# AIM:
Repeat the whole listing exactly.

/---

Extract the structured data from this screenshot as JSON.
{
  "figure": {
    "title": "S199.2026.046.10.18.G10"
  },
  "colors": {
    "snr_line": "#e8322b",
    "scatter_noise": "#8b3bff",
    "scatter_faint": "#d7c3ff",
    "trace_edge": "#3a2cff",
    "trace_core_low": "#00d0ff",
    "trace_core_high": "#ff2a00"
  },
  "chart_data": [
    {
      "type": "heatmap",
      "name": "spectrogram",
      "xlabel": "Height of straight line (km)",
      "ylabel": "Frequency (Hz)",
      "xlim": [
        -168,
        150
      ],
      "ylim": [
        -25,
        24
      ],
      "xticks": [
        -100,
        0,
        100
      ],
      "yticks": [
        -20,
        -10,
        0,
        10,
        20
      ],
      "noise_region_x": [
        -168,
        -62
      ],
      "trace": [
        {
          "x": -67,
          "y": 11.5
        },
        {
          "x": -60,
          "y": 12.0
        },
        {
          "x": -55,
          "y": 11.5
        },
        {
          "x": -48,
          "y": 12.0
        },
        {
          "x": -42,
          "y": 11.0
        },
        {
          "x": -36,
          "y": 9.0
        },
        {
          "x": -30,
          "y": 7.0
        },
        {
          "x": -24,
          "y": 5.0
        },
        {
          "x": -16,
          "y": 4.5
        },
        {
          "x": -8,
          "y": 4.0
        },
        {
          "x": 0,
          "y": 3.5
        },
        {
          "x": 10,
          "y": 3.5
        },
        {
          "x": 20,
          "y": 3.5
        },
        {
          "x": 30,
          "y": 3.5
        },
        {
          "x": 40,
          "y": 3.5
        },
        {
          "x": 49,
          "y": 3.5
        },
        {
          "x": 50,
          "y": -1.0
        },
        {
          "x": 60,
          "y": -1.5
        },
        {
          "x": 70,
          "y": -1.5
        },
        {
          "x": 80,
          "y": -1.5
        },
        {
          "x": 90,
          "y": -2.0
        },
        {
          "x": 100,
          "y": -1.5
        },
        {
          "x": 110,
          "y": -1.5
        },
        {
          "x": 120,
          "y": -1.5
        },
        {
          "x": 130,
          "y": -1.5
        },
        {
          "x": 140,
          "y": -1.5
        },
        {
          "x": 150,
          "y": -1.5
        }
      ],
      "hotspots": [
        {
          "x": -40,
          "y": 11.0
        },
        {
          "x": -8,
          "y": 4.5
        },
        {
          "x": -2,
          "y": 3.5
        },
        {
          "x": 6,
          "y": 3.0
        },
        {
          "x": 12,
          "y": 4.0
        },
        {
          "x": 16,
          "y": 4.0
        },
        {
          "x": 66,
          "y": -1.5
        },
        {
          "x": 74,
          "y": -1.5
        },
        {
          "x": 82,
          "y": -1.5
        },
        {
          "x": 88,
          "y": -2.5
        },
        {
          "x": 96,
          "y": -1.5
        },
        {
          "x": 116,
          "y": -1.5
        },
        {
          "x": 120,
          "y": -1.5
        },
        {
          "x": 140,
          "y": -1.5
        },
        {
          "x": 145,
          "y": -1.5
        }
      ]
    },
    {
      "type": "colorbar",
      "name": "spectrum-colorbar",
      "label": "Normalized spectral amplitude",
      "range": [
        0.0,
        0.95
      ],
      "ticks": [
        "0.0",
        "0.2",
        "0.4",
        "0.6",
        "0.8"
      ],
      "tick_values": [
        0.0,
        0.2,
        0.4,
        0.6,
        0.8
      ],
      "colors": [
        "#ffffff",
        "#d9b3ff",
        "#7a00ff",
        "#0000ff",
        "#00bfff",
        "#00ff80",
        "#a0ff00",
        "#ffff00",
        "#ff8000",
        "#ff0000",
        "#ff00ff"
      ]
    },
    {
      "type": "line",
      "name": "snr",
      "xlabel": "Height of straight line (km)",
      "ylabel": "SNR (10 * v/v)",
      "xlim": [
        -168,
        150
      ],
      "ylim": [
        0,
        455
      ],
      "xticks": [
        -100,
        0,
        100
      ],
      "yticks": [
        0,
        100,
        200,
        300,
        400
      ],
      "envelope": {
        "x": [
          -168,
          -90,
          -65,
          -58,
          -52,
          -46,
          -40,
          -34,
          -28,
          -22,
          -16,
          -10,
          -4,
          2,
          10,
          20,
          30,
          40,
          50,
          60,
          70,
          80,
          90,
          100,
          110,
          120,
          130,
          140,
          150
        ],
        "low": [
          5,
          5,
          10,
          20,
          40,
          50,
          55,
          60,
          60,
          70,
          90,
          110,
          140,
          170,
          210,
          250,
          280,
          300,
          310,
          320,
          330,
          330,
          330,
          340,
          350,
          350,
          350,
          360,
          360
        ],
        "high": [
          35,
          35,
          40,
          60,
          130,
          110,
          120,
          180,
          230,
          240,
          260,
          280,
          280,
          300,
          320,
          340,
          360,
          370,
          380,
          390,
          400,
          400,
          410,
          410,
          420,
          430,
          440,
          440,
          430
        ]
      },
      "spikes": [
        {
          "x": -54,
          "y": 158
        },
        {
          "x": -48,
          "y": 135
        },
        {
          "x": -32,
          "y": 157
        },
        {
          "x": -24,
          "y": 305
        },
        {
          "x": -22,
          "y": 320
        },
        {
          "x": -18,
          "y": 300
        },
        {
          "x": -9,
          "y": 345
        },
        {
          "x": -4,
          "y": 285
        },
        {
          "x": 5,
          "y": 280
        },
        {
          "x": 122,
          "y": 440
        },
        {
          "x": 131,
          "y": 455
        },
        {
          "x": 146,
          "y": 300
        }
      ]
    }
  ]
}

\---

# THE RESULT:
Extract the structured data from this screenshot as JSON.
{
  "figure": {
    "title": "S199.2026.046.10.18.G10"
  },
  "colors": {
    "snr_line": "#e8322b",
    "scatter_noise": "#8b3bff",
    "scatter_faint": "#d7c3ff",
    "trace_edge": "#3a2cff",
    "trace_core_low": "#00d0ff",
    "trace_core_high": "#ff2a00"
  },
  "chart_data": [
    {
      "type": "heatmap",
      "name": "spectrogram",
      "xlabel": "Height of straight line (km)",
      "ylabel": "Frequency (Hz)",
      "xlim": [
        -168,
        150
      ],
      "ylim": [
        -25,
        24
      ],
      "xticks": [
        -100,
        0,
        100
      ],
      "yticks": [
        -20,
        -10,
        0,
        10,
        20
      ],
      "noise_region_x": [
        -168,
        -62
      ],
      "trace": [
        {
          "x": -67,
          "y": 11.5
        },
        {
          "x": -60,
          "y": 12.0
        },
        {
          "x": -55,
          "y": 11.5
        },
        {
          "x": -48,
          "y": 12.0
        },
        {
          "x": -42,
          "y": 11.0
        },
        {
          "x": -36,
          "y": 9.0
        },
        {
          "x": -30,
          "y": 7.0
        },
        {
          "x": -24,
          "y": 5.0
        },
        {
          "x": -16,
          "y": 4.5
        },
        {
          "x": -8,
          "y": 4.0
        },
        {
          "x": 0,
          "y": 3.5
        },
        {
          "x": 10,
          "y": 3.5
        },
        {
          "x": 20,
          "y": 3.5
        },
        {
          "x": 30,
          "y": 3.5
        },
        {
          "x": 40,
          "y": 3.5
        },
        {
          "x": 49,
          "y": 3.5
        },
        {
          "x": 50,
          "y": -1.0
        },
        {
          "x": 60,
          "y": -1.5
        },
        {
          "x": 70,
          "y": -1.5
        },
        {
          "x": 80,
          "y": -1.5
        },
        {
          "x": 90,
          "y": -2.0
        },
        {
          "x": 100,
          "y": -1.5
        },
        {
          "x": 110,
          "y": -1.5
        },
        {
          "x": 120,
          "y": -1.5
        },
        {
          "x": 130,
          "y": -1.5
        },
        {
          "x": 140,
          "y": -1.5
        },
        {
          "x": 150,
          "y": -1.5
        }
      ],
      "hotspots": [
        {
          "x": -40,
          "y": 11.0
        },
        {
          "x": -8,
          "y": 4.5
        },
        {
          "x": -2,
          "y": 3.5
        },
        {
          "x": 6,
          "y": 3.0
        },
        {
          "x": 12,
          "y": 4.0
        },
        {
          "x": 16,
          "y": 4.0
        },
        {
          "x": 66,
          "y": -1.5
        },
        {
          "x": 74,
          "y": -1.5
        },
        {
          "x": 82,
          "y": -1.5
        },
        {
          "x": 88,
          "y": -2.5
        },
        {
          "x": 96,
          "y": -1.5
        },
        {
          "x": 116,
          "y": -1.5
        },
        {
          "x": 120,
          "y": -1.5
        },
        {
          "x": 140,
          "y": -1.5
        },
        {
          "x": 145,
          "y": -1.5
        }
      ]
    },
    {
      "type": "colorbar",
      "name": "spectrum-colorbar",
      "label": "Normalized spectral amplitude",
      "range": [
        0.0,
        0.95
      ],
      "ticks": [
        "0.0",
        "0.2",
        "0.4",
        "0.6",
        "0.8"
      ],
      "tick_values": [
        0.0,
        0.2,
        0.4,
        0.6,
        0.8
      ],
      "colors": [
        "#ffffff",
        "#d9b3ff",
        "#7a00ff",
        "#0000ff",
        "#00bfff",
        "#00ff80",
        "#a0ff00",
        "#ffff00",
        "#ff8000",
        "#ff0000",
        "#ff00ff"
      ]
    },
    {
      "type": "line",
      "name": "snr",
      "xlabel": "Height of straight line (km)",
      "ylabel": "SNR (10 * v/v)",
      "xlim": [
        -168,
        150
      ],
      "ylim": [
        0,
        455
      ],
      "xticks": [
        -100,
        0,
        100
      ],
      "yticks": [
        0,
        100,
        200,
        300,
        400
      ],
      "envelope": {
        "x": [
          -168,
          -90,
          -65,
          -58,
          -52,
          -46,
          -40,
          -34,
          -28,
          -22,
          -16,
          -10,
          -4,
          2,
          10,
          20,
          30,
          40,
          50,
          60,
          70,
          80,
          90,
          100,
          110,
          120,
          130,
          140,
          150
        ],
        "low": [
          5,
          5,
          10,
          20,
          40,
          50,
          55,
          60,
          60,
          70,
          90,
          110,
          140,
          170,
          210,
          250,
          280,
          300,
          310,
          320,
          330,
          330,
          330,
          340,
          350,
          350,
          350,
          360,
          360
        ],
        "high": [
          35,
          35,
          40,
          60,
          130,
          110,
          120,
          180,
          230,
          240,
          260,
          280,
          280,
          300,
          320,
          340,
          360,
          370,
          380,
          390,
          400,
          400,
          410,
          410,
          420,
          430,
          440,
          440,
          430
        ]
      },
      "spikes": [
        {
          "x": -54,
          "y": 158
        },
        {
          "x": -48,
          "y": 135
        },
        {
          "x": -32,
          "y": 157
        },
        {
          "x": -24,
          "y": 305
        },
        {
          "x": -22,
          "y": 320
        },
        {
          "x": -18,
          "y": 300
        },
        {
          "x": -9,
          "y": 345
        },
        {
          "x": -4,
          "y": 285
        },
        {
          "x": 5,
          "y": 280
        },
        {
          "x": 122,
          "y": 440
        },
        {
          "x": 131,
          "y": 455
        },
        {
          "x": 146,
          "y": 300
        }
      ]
    }
  ]
}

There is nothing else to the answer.